Dataset entries
###

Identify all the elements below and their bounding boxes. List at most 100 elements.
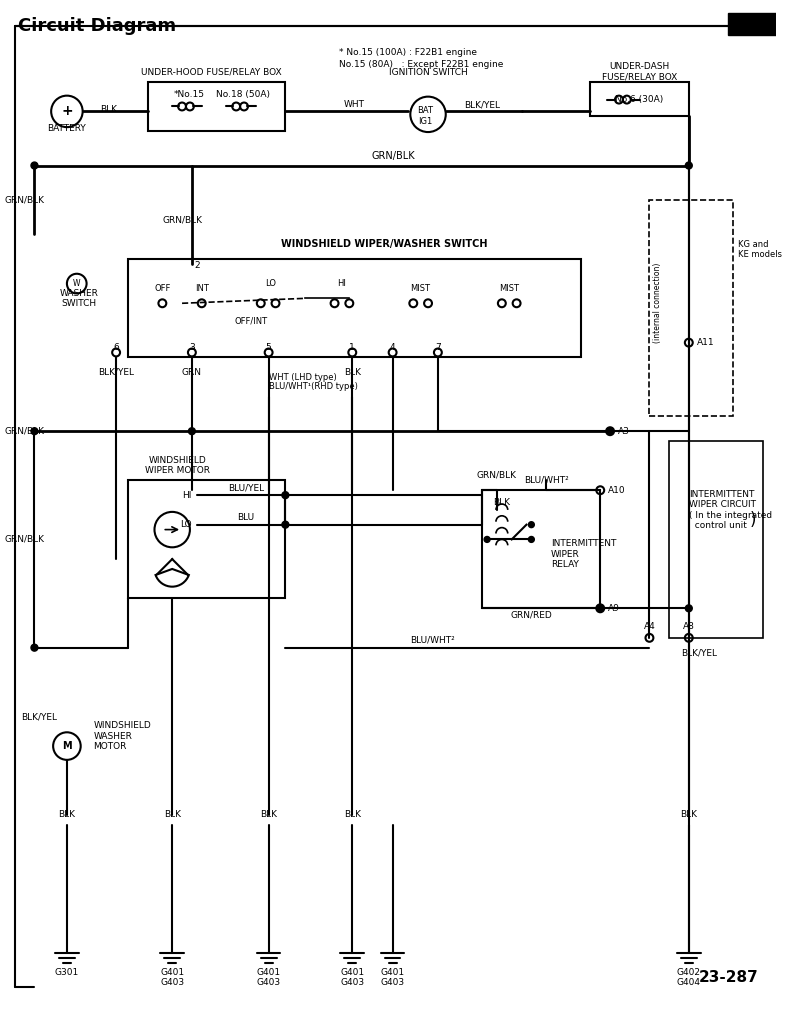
Text: BLK: BLK — [493, 497, 510, 507]
Text: GRN/BLK: GRN/BLK — [5, 427, 45, 436]
Text: OFF/INT: OFF/INT — [234, 317, 267, 326]
Text: 6: 6 — [114, 343, 119, 352]
Text: BLK/YEL: BLK/YEL — [98, 367, 134, 376]
Text: MIST: MIST — [499, 284, 518, 293]
Bar — [649, 200, 733, 417]
Text: * No.15 (100A) : F22B1 engine: * No.15 (100A) : F22B1 engine — [339, 47, 477, 57]
Text: UNDER-DASH
FUSE/RELAY BOX: UNDER-DASH FUSE/RELAY BOX — [602, 63, 677, 82]
Text: A11: A11 — [697, 338, 714, 347]
Text: Circuit Diagram: Circuit Diagram — [17, 17, 176, 34]
Text: BAT: BAT — [417, 106, 433, 115]
Circle shape — [529, 522, 534, 528]
Text: G403: G403 — [256, 978, 281, 987]
Text: GRN/BLK: GRN/BLK — [5, 196, 45, 205]
Text: GRN/BLK: GRN/BLK — [477, 471, 517, 480]
Circle shape — [31, 644, 38, 651]
Text: A3: A3 — [618, 427, 630, 436]
Text: 3: 3 — [189, 343, 195, 352]
Text: LO: LO — [265, 279, 276, 289]
Circle shape — [31, 162, 38, 169]
Text: BLK/YEL: BLK/YEL — [464, 100, 500, 109]
Circle shape — [484, 537, 490, 543]
Text: A9: A9 — [608, 603, 620, 612]
Circle shape — [282, 522, 289, 528]
Text: 5: 5 — [266, 343, 271, 352]
Circle shape — [282, 491, 289, 498]
Circle shape — [529, 537, 534, 543]
Text: HI: HI — [337, 279, 346, 289]
Bar — [128, 259, 581, 357]
Text: *No.15: *No.15 — [174, 90, 204, 99]
Text: G402: G402 — [677, 968, 701, 977]
Text: GRN/BLK: GRN/BLK — [372, 150, 416, 160]
Text: BLK: BLK — [344, 367, 361, 376]
Text: OFF: OFF — [154, 284, 170, 293]
Text: WINDSHIELD
WIPER MOTOR: WINDSHIELD WIPER MOTOR — [144, 456, 210, 475]
Text: LO: LO — [180, 521, 192, 529]
Text: INTERMITTENT
WIPER CIRCUIT
( In the integrated
  control unit: INTERMITTENT WIPER CIRCUIT ( In the inte… — [689, 489, 772, 530]
Text: IGNITION SWITCH: IGNITION SWITCH — [389, 68, 467, 77]
Bar — [128, 480, 286, 598]
Text: BLK: BLK — [344, 810, 361, 819]
Text: G403: G403 — [340, 978, 365, 987]
Text: WASHER
SWITCH: WASHER SWITCH — [59, 289, 98, 308]
Text: ): ) — [750, 511, 757, 529]
Text: BLK: BLK — [680, 810, 697, 819]
Text: KE models: KE models — [738, 249, 782, 258]
Text: WINDSHIELD WIPER/WASHER SWITCH: WINDSHIELD WIPER/WASHER SWITCH — [281, 239, 487, 249]
Text: KG and: KG and — [738, 240, 768, 249]
Text: G403: G403 — [160, 978, 185, 987]
Text: BLU: BLU — [237, 514, 255, 523]
Bar — [669, 441, 763, 638]
Text: G301: G301 — [54, 968, 79, 977]
Text: BLU/WHT¹(RHD type): BLU/WHT¹(RHD type) — [268, 382, 357, 391]
Text: INTERMITTENT
WIPER
RELAY: INTERMITTENT WIPER RELAY — [551, 539, 616, 569]
Text: G404: G404 — [677, 978, 701, 987]
Circle shape — [189, 428, 196, 435]
Text: G401: G401 — [380, 968, 405, 977]
Text: IG1: IG1 — [418, 117, 432, 126]
Text: 4: 4 — [390, 343, 395, 352]
Text: BLK: BLK — [260, 810, 277, 819]
Bar — [482, 490, 600, 608]
Text: UNDER-HOOD FUSE/RELAY BOX: UNDER-HOOD FUSE/RELAY BOX — [141, 68, 282, 77]
Text: WINDSHIELD
WASHER
MOTOR: WINDSHIELD WASHER MOTOR — [93, 721, 151, 751]
Text: (internal connection): (internal connection) — [653, 263, 662, 343]
Bar — [728, 13, 776, 34]
Bar — [590, 82, 689, 116]
Circle shape — [686, 162, 692, 169]
Text: 1: 1 — [350, 343, 355, 352]
Text: G403: G403 — [380, 978, 405, 987]
Text: A10: A10 — [608, 485, 626, 494]
Text: 2: 2 — [194, 261, 200, 270]
Text: GRN/RED: GRN/RED — [510, 610, 552, 620]
Text: HI: HI — [182, 490, 192, 499]
Text: MIST: MIST — [410, 284, 430, 293]
Text: GRN/BLK: GRN/BLK — [5, 535, 45, 544]
Text: BLK/YEL: BLK/YEL — [681, 648, 716, 657]
Text: G401: G401 — [340, 968, 365, 977]
Circle shape — [607, 428, 614, 435]
Circle shape — [31, 428, 38, 435]
Text: BLK/YEL: BLK/YEL — [21, 712, 58, 721]
Text: BLU/YEL: BLU/YEL — [228, 483, 264, 492]
Text: WHT: WHT — [344, 100, 365, 109]
Text: BLU/WHT²: BLU/WHT² — [524, 476, 569, 485]
Text: 23-287: 23-287 — [698, 970, 758, 985]
Text: BLK: BLK — [163, 810, 181, 819]
Bar — [148, 82, 286, 131]
Text: A4: A4 — [644, 622, 656, 631]
Text: BATTERY: BATTERY — [47, 124, 86, 133]
Text: INT: INT — [195, 284, 208, 293]
Text: BLK: BLK — [99, 105, 117, 114]
Text: BLU/WHT²: BLU/WHT² — [410, 636, 455, 645]
Circle shape — [686, 604, 692, 611]
Text: No.6 (30A): No.6 (30A) — [615, 95, 664, 104]
Text: GRN/BLK: GRN/BLK — [162, 215, 202, 224]
Text: No.15 (80A)   : Except F22B1 engine: No.15 (80A) : Except F22B1 engine — [339, 60, 504, 69]
Text: G401: G401 — [160, 968, 185, 977]
Circle shape — [596, 604, 604, 611]
Text: WHT (LHD type): WHT (LHD type) — [268, 372, 336, 381]
Text: W: W — [73, 279, 80, 289]
Text: +: + — [61, 104, 73, 118]
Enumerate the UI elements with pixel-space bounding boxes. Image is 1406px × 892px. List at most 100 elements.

###

* _BRIEF_:
Please quote the dataset entries above word for word, covering every line but leaving out the pictures.

* _FINISHED TASK_:
Identify all the elements below and their bounding boxes. List at most 100 elements.
Text: BLK: BLK — [493, 497, 510, 507]
Text: GRN/BLK: GRN/BLK — [5, 427, 45, 436]
Text: OFF/INT: OFF/INT — [234, 317, 267, 326]
Text: 6: 6 — [114, 343, 119, 352]
Text: BLK/YEL: BLK/YEL — [98, 367, 134, 376]
Text: MIST: MIST — [499, 284, 518, 293]
Bar — [649, 200, 733, 417]
Text: * No.15 (100A) : F22B1 engine: * No.15 (100A) : F22B1 engine — [339, 47, 477, 57]
Text: UNDER-DASH
FUSE/RELAY BOX: UNDER-DASH FUSE/RELAY BOX — [602, 63, 677, 82]
Text: A11: A11 — [697, 338, 714, 347]
Text: Circuit Diagram: Circuit Diagram — [17, 17, 176, 34]
Text: BAT: BAT — [417, 106, 433, 115]
Circle shape — [529, 522, 534, 528]
Text: G403: G403 — [256, 978, 281, 987]
Text: GRN/BLK: GRN/BLK — [5, 196, 45, 205]
Text: GRN/BLK: GRN/BLK — [477, 471, 517, 480]
Circle shape — [31, 644, 38, 651]
Text: A3: A3 — [618, 427, 630, 436]
Text: 3: 3 — [189, 343, 195, 352]
Text: LO: LO — [265, 279, 276, 289]
Circle shape — [31, 162, 38, 169]
Text: BLK/YEL: BLK/YEL — [464, 100, 500, 109]
Circle shape — [484, 537, 490, 543]
Text: A9: A9 — [608, 603, 620, 612]
Circle shape — [282, 522, 289, 528]
Text: 5: 5 — [266, 343, 271, 352]
Circle shape — [282, 491, 289, 498]
Circle shape — [529, 537, 534, 543]
Text: HI: HI — [337, 279, 346, 289]
Bar — [128, 259, 581, 357]
Text: *No.15: *No.15 — [174, 90, 204, 99]
Text: G402: G402 — [677, 968, 701, 977]
Text: GRN/BLK: GRN/BLK — [372, 150, 416, 160]
Text: BLK: BLK — [344, 367, 361, 376]
Text: OFF: OFF — [154, 284, 170, 293]
Text: WINDSHIELD
WIPER MOTOR: WINDSHIELD WIPER MOTOR — [144, 456, 210, 475]
Text: LO: LO — [180, 521, 192, 529]
Text: INTERMITTENT
WIPER CIRCUIT
( In the integrated
  control unit: INTERMITTENT WIPER CIRCUIT ( In the inte… — [689, 489, 772, 530]
Text: IGNITION SWITCH: IGNITION SWITCH — [389, 68, 467, 77]
Bar — [128, 480, 286, 598]
Text: BLK: BLK — [344, 810, 361, 819]
Text: G403: G403 — [340, 978, 365, 987]
Text: WASHER
SWITCH: WASHER SWITCH — [59, 289, 98, 308]
Text: ): ) — [750, 511, 757, 529]
Text: BLK: BLK — [680, 810, 697, 819]
Text: KE models: KE models — [738, 249, 782, 258]
Text: WINDSHIELD WIPER/WASHER SWITCH: WINDSHIELD WIPER/WASHER SWITCH — [281, 239, 487, 249]
Text: KG and: KG and — [738, 240, 768, 249]
Text: G403: G403 — [160, 978, 185, 987]
Text: BLU: BLU — [237, 514, 255, 523]
Bar — [669, 441, 763, 638]
Text: G301: G301 — [54, 968, 79, 977]
Text: BLU/WHT¹(RHD type): BLU/WHT¹(RHD type) — [268, 382, 357, 391]
Text: INTERMITTENT
WIPER
RELAY: INTERMITTENT WIPER RELAY — [551, 539, 616, 569]
Text: G404: G404 — [677, 978, 701, 987]
Circle shape — [189, 428, 196, 435]
Text: G401: G401 — [380, 968, 405, 977]
Text: IG1: IG1 — [418, 117, 432, 126]
Text: 4: 4 — [390, 343, 395, 352]
Text: BLK: BLK — [260, 810, 277, 819]
Bar — [482, 490, 600, 608]
Text: UNDER-HOOD FUSE/RELAY BOX: UNDER-HOOD FUSE/RELAY BOX — [141, 68, 282, 77]
Text: WINDSHIELD
WASHER
MOTOR: WINDSHIELD WASHER MOTOR — [93, 721, 151, 751]
Text: (internal connection): (internal connection) — [653, 263, 662, 343]
Bar — [728, 13, 776, 34]
Bar — [590, 82, 689, 116]
Circle shape — [686, 162, 692, 169]
Text: 1: 1 — [350, 343, 355, 352]
Text: G403: G403 — [380, 978, 405, 987]
Text: A10: A10 — [608, 485, 626, 494]
Text: 2: 2 — [194, 261, 200, 270]
Text: GRN/RED: GRN/RED — [510, 610, 552, 620]
Text: HI: HI — [182, 490, 192, 499]
Text: MIST: MIST — [410, 284, 430, 293]
Text: GRN/BLK: GRN/BLK — [5, 535, 45, 544]
Text: BLK/YEL: BLK/YEL — [681, 648, 716, 657]
Text: G401: G401 — [340, 968, 365, 977]
Circle shape — [607, 428, 614, 435]
Circle shape — [31, 428, 38, 435]
Text: BLK/YEL: BLK/YEL — [21, 712, 58, 721]
Text: BLU/YEL: BLU/YEL — [228, 483, 264, 492]
Text: WHT: WHT — [344, 100, 365, 109]
Text: BLU/WHT²: BLU/WHT² — [524, 476, 569, 485]
Text: 23-287: 23-287 — [698, 970, 758, 985]
Text: BLK: BLK — [163, 810, 181, 819]
Bar — [148, 82, 286, 131]
Text: A4: A4 — [644, 622, 656, 631]
Text: BATTERY: BATTERY — [47, 124, 86, 133]
Text: INT: INT — [195, 284, 208, 293]
Text: BLK: BLK — [99, 105, 117, 114]
Text: BLU/WHT²: BLU/WHT² — [410, 636, 455, 645]
Circle shape — [686, 604, 692, 611]
Text: No.6 (30A): No.6 (30A) — [615, 95, 664, 104]
Text: GRN/BLK: GRN/BLK — [162, 215, 202, 224]
Text: No.15 (80A)   : Except F22B1 engine: No.15 (80A) : Except F22B1 engine — [339, 60, 504, 69]
Text: G401: G401 — [160, 968, 185, 977]
Circle shape — [596, 604, 604, 611]
Text: WHT (LHD type): WHT (LHD type) — [268, 372, 336, 381]
Text: W: W — [73, 279, 80, 289]
Text: +: + — [61, 104, 73, 118]
Enumerate the UI elements with pixel-space bounding boxes. Image is 1406px × 892px. List at most 100 elements.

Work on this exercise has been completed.